Work instructions: Find every line of the listing below where "کلمات" appears, and copy it.

Records that describe figures:
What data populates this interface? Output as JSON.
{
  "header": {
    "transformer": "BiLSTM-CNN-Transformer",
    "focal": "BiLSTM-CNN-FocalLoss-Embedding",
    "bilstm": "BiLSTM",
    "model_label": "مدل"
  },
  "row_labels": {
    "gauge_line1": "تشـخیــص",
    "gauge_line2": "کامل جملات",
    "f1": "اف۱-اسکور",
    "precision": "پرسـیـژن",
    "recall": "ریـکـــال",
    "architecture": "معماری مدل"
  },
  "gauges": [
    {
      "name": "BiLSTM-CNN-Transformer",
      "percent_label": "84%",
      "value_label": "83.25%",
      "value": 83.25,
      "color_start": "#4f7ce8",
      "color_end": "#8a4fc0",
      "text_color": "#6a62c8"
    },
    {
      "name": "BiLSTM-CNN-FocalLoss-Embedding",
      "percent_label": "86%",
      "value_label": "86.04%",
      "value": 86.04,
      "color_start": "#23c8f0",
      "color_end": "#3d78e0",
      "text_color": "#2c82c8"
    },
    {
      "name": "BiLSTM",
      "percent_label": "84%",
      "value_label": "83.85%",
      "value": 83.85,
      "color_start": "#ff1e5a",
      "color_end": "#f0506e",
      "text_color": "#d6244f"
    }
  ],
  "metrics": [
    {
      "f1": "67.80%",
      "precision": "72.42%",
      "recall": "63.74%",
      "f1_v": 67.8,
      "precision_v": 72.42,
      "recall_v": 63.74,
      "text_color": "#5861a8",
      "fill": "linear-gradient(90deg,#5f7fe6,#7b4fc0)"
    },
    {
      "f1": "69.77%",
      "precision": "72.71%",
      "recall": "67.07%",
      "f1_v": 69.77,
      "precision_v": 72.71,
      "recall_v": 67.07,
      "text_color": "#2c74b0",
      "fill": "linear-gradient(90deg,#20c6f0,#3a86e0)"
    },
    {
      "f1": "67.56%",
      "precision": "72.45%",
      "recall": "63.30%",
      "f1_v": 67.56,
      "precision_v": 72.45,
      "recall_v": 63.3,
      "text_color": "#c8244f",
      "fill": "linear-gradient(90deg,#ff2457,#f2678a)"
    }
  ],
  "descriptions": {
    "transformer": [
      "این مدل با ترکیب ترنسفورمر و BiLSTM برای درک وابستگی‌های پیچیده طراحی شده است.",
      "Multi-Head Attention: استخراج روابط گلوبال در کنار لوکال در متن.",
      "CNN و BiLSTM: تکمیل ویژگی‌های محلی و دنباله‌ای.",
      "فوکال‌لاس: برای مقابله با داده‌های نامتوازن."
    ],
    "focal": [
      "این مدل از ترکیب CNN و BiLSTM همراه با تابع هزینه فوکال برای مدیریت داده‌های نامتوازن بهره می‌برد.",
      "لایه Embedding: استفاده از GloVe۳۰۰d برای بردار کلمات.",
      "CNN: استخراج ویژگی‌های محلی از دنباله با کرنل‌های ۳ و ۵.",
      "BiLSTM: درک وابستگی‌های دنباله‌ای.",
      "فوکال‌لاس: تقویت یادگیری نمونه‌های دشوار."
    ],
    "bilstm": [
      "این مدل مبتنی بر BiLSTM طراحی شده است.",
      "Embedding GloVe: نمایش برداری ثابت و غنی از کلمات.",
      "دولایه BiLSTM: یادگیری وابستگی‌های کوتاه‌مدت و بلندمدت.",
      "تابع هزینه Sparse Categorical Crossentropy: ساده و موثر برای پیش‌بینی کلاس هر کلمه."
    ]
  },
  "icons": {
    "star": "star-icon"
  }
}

Complete response:
      "لایه Embedding: استفاده از GloVe۳۰۰d برای بردار کلمات.",
      "Embedding GloVe: نمایش برداری ثابت و غنی از کلمات.",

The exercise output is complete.